### Set problem
Copy out, from the entries below, each line holding the string "triangle".

Dataset rows about figures:
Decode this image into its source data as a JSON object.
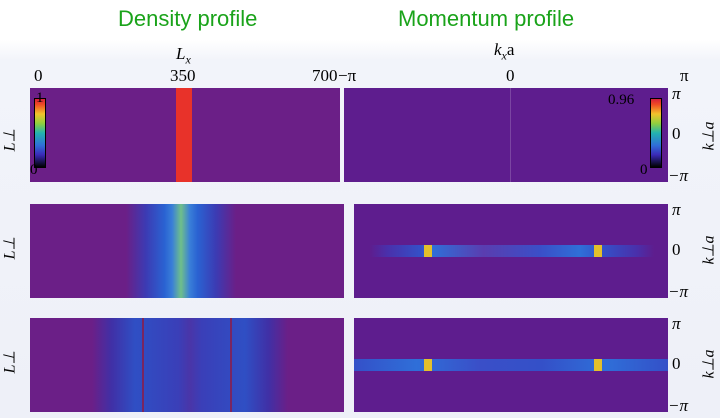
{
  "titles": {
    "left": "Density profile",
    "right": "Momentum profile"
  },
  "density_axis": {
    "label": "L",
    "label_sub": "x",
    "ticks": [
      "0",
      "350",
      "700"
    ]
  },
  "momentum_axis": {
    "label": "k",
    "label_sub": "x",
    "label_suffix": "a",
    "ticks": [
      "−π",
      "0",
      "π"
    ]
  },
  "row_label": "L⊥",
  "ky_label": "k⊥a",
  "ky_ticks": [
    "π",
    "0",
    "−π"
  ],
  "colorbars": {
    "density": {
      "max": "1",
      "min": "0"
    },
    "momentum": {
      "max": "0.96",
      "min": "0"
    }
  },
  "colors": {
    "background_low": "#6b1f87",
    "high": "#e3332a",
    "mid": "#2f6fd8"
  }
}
...
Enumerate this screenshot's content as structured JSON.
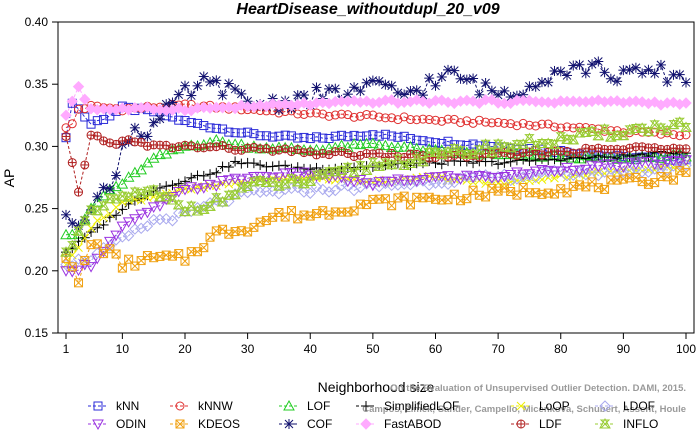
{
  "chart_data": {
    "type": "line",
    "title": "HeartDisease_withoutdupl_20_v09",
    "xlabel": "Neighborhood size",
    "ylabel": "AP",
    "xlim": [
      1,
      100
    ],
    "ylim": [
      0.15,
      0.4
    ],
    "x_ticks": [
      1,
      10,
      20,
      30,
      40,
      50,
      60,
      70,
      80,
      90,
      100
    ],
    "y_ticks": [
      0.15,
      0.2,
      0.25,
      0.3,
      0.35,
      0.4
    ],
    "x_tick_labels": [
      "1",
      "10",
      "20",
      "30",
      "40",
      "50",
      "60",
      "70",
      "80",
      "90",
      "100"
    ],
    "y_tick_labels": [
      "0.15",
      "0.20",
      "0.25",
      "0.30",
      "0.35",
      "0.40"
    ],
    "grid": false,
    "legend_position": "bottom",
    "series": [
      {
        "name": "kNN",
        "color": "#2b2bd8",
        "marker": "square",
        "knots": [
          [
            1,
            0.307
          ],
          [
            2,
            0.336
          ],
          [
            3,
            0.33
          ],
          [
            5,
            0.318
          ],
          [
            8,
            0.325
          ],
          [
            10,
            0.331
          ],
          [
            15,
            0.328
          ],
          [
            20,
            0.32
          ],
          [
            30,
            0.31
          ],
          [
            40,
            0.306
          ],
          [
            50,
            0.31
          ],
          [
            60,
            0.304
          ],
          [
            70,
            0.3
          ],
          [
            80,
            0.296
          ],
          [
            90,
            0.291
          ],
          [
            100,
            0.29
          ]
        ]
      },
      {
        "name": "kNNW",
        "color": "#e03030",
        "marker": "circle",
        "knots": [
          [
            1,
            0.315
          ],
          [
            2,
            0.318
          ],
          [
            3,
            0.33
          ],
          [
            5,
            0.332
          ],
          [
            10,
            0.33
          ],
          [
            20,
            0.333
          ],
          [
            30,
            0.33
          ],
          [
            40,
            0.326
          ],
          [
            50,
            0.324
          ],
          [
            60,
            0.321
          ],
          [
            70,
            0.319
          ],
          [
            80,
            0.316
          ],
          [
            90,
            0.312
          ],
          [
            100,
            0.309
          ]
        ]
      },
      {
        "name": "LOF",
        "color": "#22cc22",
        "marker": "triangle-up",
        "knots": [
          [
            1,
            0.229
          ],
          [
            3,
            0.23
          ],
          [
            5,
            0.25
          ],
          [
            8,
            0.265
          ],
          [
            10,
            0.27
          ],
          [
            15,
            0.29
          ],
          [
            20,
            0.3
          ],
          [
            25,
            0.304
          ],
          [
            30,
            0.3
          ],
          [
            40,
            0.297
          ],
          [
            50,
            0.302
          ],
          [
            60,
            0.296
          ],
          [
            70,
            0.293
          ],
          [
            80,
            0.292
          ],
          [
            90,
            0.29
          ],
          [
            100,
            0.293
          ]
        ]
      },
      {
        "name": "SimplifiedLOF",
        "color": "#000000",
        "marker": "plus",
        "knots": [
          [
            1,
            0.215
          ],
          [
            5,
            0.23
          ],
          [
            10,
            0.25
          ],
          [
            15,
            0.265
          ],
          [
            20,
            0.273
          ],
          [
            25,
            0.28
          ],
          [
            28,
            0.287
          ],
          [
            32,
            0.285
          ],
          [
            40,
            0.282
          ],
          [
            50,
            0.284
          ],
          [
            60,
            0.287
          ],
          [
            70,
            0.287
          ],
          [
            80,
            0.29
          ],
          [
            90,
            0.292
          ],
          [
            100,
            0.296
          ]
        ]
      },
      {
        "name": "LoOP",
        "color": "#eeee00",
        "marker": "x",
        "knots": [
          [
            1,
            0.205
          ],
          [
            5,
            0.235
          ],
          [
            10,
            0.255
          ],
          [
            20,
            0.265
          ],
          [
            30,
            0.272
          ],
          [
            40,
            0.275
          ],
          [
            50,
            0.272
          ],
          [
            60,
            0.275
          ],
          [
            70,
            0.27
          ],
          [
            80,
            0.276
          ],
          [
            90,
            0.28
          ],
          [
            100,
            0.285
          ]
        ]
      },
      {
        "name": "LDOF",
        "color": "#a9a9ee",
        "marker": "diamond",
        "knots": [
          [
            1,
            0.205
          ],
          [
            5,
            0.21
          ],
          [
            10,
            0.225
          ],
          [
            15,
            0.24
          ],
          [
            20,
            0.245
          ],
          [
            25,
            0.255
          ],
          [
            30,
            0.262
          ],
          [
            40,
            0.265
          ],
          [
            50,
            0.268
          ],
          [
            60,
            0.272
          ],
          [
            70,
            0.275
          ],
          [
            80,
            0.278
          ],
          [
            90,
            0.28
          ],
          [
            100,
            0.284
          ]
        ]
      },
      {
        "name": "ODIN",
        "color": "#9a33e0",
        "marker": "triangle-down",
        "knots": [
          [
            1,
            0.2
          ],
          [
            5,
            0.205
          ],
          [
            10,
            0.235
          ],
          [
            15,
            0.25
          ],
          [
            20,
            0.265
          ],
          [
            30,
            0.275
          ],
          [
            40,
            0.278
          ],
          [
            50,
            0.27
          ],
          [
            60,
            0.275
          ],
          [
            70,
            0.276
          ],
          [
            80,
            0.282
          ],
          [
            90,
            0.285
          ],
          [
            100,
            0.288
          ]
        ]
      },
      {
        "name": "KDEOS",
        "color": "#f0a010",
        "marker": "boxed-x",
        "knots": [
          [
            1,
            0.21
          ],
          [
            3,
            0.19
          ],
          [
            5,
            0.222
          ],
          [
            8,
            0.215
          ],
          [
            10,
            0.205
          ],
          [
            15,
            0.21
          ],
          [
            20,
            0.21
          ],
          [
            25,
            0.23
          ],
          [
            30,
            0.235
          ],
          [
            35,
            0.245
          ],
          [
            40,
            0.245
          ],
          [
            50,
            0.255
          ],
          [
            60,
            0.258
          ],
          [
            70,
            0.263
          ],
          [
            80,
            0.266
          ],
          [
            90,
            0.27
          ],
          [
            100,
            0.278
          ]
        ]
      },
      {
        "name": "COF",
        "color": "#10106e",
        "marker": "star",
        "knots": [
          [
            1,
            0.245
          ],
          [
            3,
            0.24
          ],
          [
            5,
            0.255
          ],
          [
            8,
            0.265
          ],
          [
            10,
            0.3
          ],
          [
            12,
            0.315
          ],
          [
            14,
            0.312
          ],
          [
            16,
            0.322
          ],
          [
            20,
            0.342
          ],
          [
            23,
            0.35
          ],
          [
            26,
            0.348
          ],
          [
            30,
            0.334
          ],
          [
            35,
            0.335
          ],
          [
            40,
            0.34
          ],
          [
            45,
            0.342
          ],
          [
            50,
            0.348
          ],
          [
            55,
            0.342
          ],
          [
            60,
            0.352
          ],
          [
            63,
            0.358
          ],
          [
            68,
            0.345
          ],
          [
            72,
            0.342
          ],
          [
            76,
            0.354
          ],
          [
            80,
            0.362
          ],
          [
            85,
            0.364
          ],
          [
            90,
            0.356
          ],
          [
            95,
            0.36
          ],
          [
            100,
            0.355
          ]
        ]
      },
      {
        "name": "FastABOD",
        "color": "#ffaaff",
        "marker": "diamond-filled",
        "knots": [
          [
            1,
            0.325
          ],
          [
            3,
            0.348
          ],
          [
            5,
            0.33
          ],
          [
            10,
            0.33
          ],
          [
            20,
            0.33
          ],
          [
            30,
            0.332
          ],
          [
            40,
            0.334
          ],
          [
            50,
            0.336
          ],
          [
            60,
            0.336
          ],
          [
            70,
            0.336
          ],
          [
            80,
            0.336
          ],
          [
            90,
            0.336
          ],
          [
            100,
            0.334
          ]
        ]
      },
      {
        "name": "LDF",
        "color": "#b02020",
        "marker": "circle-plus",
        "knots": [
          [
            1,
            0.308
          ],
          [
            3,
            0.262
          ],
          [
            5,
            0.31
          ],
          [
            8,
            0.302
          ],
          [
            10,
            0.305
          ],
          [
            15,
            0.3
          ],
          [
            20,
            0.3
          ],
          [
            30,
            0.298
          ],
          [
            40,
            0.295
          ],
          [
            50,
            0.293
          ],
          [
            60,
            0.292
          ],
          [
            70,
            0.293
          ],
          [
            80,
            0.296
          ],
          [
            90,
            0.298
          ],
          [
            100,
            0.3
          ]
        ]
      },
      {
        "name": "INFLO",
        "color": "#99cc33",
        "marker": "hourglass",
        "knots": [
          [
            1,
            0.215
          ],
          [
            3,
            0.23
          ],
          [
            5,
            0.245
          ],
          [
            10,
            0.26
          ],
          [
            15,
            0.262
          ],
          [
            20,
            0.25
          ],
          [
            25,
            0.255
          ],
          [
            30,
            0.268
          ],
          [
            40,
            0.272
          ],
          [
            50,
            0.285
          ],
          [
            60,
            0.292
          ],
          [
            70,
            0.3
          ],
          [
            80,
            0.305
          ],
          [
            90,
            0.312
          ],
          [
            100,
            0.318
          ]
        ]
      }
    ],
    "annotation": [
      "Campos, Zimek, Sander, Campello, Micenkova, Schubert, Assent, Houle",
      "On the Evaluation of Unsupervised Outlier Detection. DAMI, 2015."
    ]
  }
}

### Written response
        "marker": "triangle-up",
        "marker": "triangle-down",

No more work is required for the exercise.